* [SOURCE TEXT]
※

# Week 5
# Simple Linear Regression and the Normal Equation (Chapter 4)

So far we have treated machine learning models and their training algorithms mostly like black boxes. Starting from Chapter 4, we will look into the mechanism of several popular machine learning models, analyze them mathematically and learn how to implement the methods from scratch. Let's start with the linear regression model.

## I. Simple Linear regression: Sales Prediction

To put things into context, let's look at a dataset that contains the sales revenue and the advertising budgets of a company in 200 different markets.

In [2]:
import numpy as np
import pandas as pd
import matplotlib.pyplot as plt
%matplotlib inline

In [3]:
url = "http://faculty.marshall.usc.edu/gareth-james/ISL/Advertising.csv"
advertising = pd.read_csv(url, index_col=0)
advertising.head()

Unnamed: 0,TV,radio,newspaper,sales
1,230.1,37.8,69.2,22.1
2,44.5,39.3,45.1,10.4
3,17.2,45.9,69.3,9.3
4,151.5,41.3,58.5,18.5
5,180.8,10.8,58.4,12.9


In [4]:
# plot TV vs. sales

In [None]:
# plot radio vs. sales

In [None]:
# plot newspaper vs. sales

For simplicity, we will only use `TV` as a predictor of `sales`.

In [5]:
data = advertising[['TV', 'sales']]
data.head()

Unnamed: 0,TV,sales
1,230.1,22.1
2,44.5,10.4
3,17.2,9.3
4,151.5,18.5
5,180.8,12.9


## Simple Linear Regression: Model Representation

In order to describe the model mathematically, we need to introduce a few notations:
- The input feature `TV` is represented as variable $X$.
- The output/response feature `sales` is represented as variable $Y$.
- Each instance of data is represented as $(x_i, y_i)$, where $i$ is the row index, $x_i$ is the value corresponding to $X$, and $y_i$ is the value corresponding to $Y$. For example, $(x_1, y_1) = (203.1, 22.1)$.

The **simple linear regression** model assumes that the relationship between $X$ and $Y$ is
$$Y \approx f(X) = \beta_0 + \beta_1 X.$$

- $\beta_0$ and $\beta_1$ are called **model parameters**. For simple linear regression, the relationship is characterized as a straight line with slope $\beta_1$ and y-intercept $\beta_0$.
- For a given line, we need a **cost function** (in some occasions also called **loss function**) that measures how well a given line fits the data.
- We also need a **training algorithm** that finds values of parameters so that the line fits the data well (usually "fitting the data well" means "minimizing the cost").

※

* [DATA LINES]
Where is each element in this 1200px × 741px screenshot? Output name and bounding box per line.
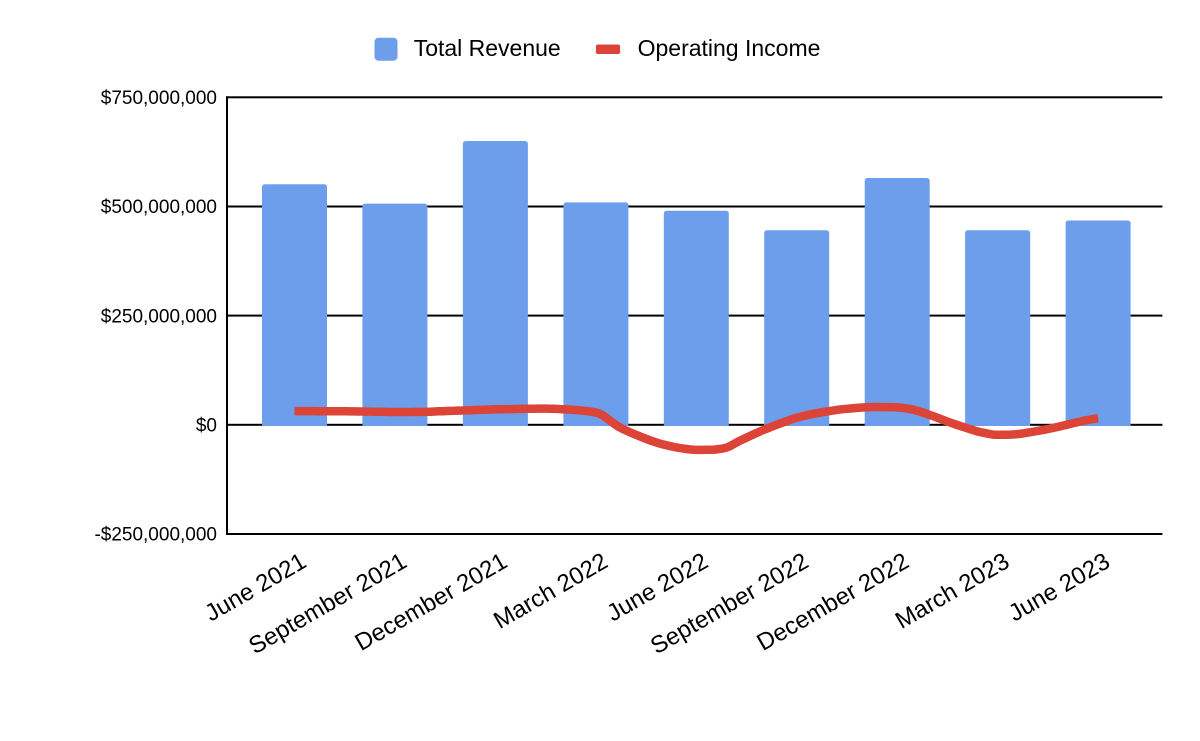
svg-text:$0: $0 bbox=[196, 416, 217, 437]
svg-text:$750,000,000: $750,000,000 bbox=[101, 88, 217, 109]
svg-text:$500,000,000: $500,000,000 bbox=[101, 197, 217, 218]
svg-text:Operating Income: Operating Income bbox=[638, 35, 821, 61]
svg-text:-$250,000,000: -$250,000,000 bbox=[94, 525, 217, 546]
svg-text:Total Revenue: Total Revenue bbox=[414, 35, 561, 61]
svg-text:$250,000,000: $250,000,000 bbox=[101, 306, 217, 327]
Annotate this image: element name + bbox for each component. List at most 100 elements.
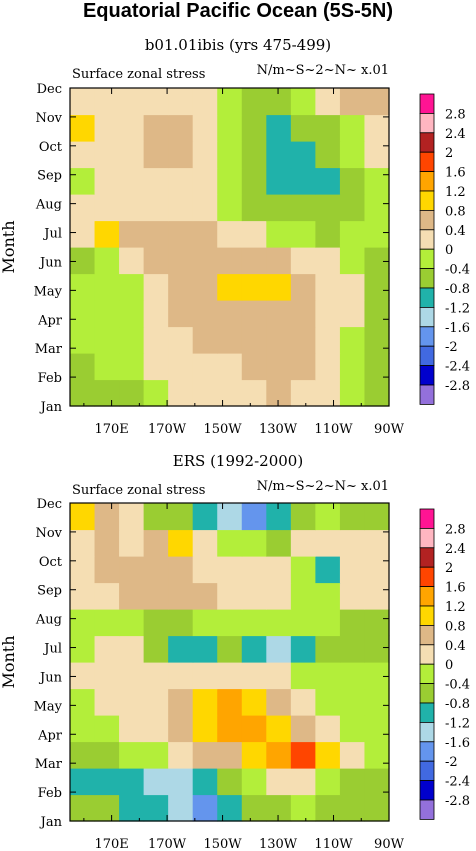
heatmap-cell [266,300,292,328]
heatmap-cell [168,300,194,328]
y-tick-label: Dec [37,497,62,512]
colorbar-swatch [419,229,435,250]
heatmap-cell [364,556,390,584]
heatmap-cell [364,141,390,169]
y-tick-label: Apr [37,728,63,743]
heatmap-cell [168,247,194,275]
heatmap-cell [364,609,390,637]
heatmap-cell [364,247,390,275]
heatmap-cell [241,141,267,169]
colorbar-swatch [419,547,435,568]
heatmap-cell [94,503,120,531]
heatmap-cell [168,88,194,116]
colorbar-label: 0.4 [445,639,466,654]
heatmap-cell [192,715,218,743]
heatmap-cell [217,114,243,142]
colorbar-swatch [419,780,435,801]
heatmap-cell [168,609,194,637]
heatmap-cell [192,768,218,796]
subtitle-left: Surface zonal stress [72,483,205,498]
heatmap-cell [168,194,194,222]
heatmap-cell [290,326,316,354]
heatmap-cell [217,273,243,301]
colorbar-label: 0 [445,243,453,258]
heatmap-cell [192,529,218,557]
heatmap-cell [143,768,169,796]
heatmap-cell [266,662,292,690]
heatmap-cell [290,503,316,531]
heatmap-cell [266,715,292,743]
heatmap-cell [217,556,243,584]
heatmap-cell [70,326,96,354]
heatmap-cell [241,273,267,301]
heatmap-cell [364,582,390,610]
heatmap-cell [315,300,341,328]
y-tick-label: May [34,284,63,299]
heatmap-cell [217,688,243,716]
y-tick-label: Jun [38,255,63,270]
heatmap-cell [266,768,292,796]
heatmap-cell [192,662,218,690]
heatmap-cell [192,141,218,169]
heatmap-cell [168,741,194,769]
subtitle-right: N/m~S~2~N~ x.01 [257,63,389,78]
heatmap-cell [217,220,243,248]
heatmap-cell [364,529,390,557]
x-tick-label: 130W [259,837,298,851]
colorbar-swatch [419,326,435,347]
heatmap-cell [315,768,341,796]
x-tick-label: 170W [148,422,187,437]
heatmap-cell [119,88,145,116]
heatmap-cell [217,353,243,381]
colorbar-swatch [419,528,435,549]
heatmap-cell [290,688,316,716]
heatmap-cell [192,273,218,301]
heatmap-cell [119,194,145,222]
heatmap-cell [70,273,96,301]
heatmap-cell [339,768,366,796]
x-tick-label: 170W [148,837,187,851]
heatmap-cell [143,326,169,354]
heatmap-cell [168,635,194,663]
heatmap-cell [168,794,194,822]
heatmap-cell [290,715,316,743]
colorbar-label: 0.8 [445,619,466,634]
heatmap-cell [290,141,316,169]
y-tick-label: Jul [42,227,62,242]
heatmap-cell [315,635,341,663]
heatmap-cell [119,167,145,195]
colorbar-swatch [419,760,435,782]
heatmap-cell [290,300,316,328]
y-tick-label: Aug [35,613,62,628]
heatmap-cell [70,167,96,195]
colorbar-swatch [419,113,435,134]
colorbar-label: 0 [445,658,453,673]
heatmap-cell [143,141,169,169]
y-tick-label: Oct [39,555,63,570]
heatmap-cell [339,503,366,531]
heatmap-cell [119,688,145,716]
heatmap-cell [315,114,341,142]
heatmap-cell [315,688,341,716]
heatmap-cell [364,715,390,743]
heatmap-cell [217,141,243,169]
y-axis-label: Month [0,220,18,273]
heatmap-cell [119,529,145,557]
heatmap-cell [217,635,243,663]
heatmap-cell [119,379,145,407]
colorbar-label: 2 [445,146,453,161]
heatmap-cell [168,220,194,248]
heatmap-cell [241,768,267,796]
x-tick-label: 110W [314,422,353,437]
heatmap-cell [241,688,267,716]
heatmap-cell [119,141,145,169]
heatmap-cell [94,662,120,690]
heatmap-cell [94,635,120,663]
colorbar-swatch [419,248,435,269]
heatmap-cell [119,353,145,381]
heatmap-cell [70,503,96,531]
colorbar: 2.8 2.4 2 1.6 1.2 0.8 0.4 0 -0.4 -0.8 -1.2 -1.6 -2 -2… [419,93,470,405]
colorbar-swatch [419,799,435,820]
x-tick-label: 90W [374,422,405,437]
heatmap-cell [70,609,96,637]
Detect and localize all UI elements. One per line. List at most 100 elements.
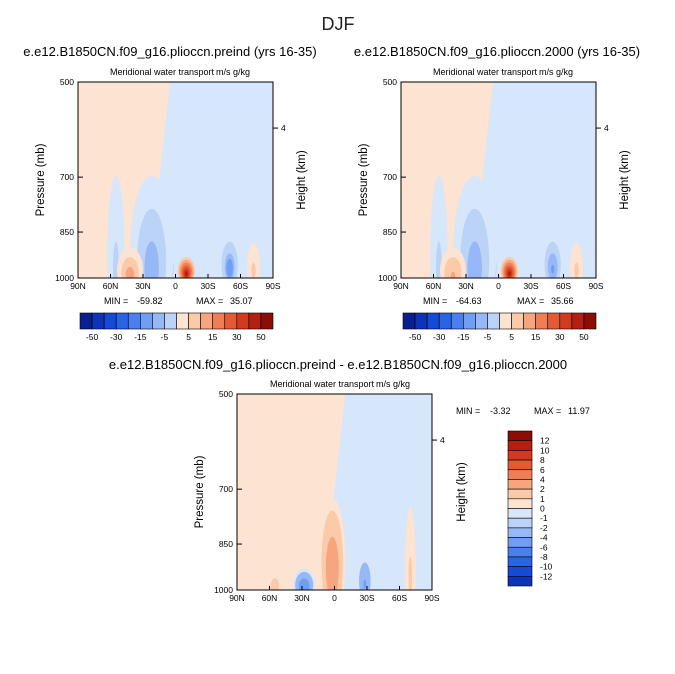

※

* [GIVEN INSTRUCTION A]
Reproduce word for word the passage of the linear regression notes that opens with the words containing "To put things" and closes with "advertising = pd.read_csv(url, index_col=0)".
* [GIVEN INSTRUCTION B]
Name every Python library or module imported in the linear regression notes.
The lines have nothing to do with the linear regression notes.

* [COMPLETE RESPONSE A]
To put things into context, let's look at a dataset that contains the sales revenue and the advertising budgets of a company in 200 different markets.

In [2]:
import numpy as np
import pandas as pd
import matplotlib.pyplot as plt
%matplotlib inline

In [3]:
url = "http://faculty.marshall.usc.edu/gareth-james/ISL/Advertising.csv"
advertising = pd.read_csv(url, index_col=0)

* [COMPLETE RESPONSE B]
numpy, pandas, matplotlib.pyplot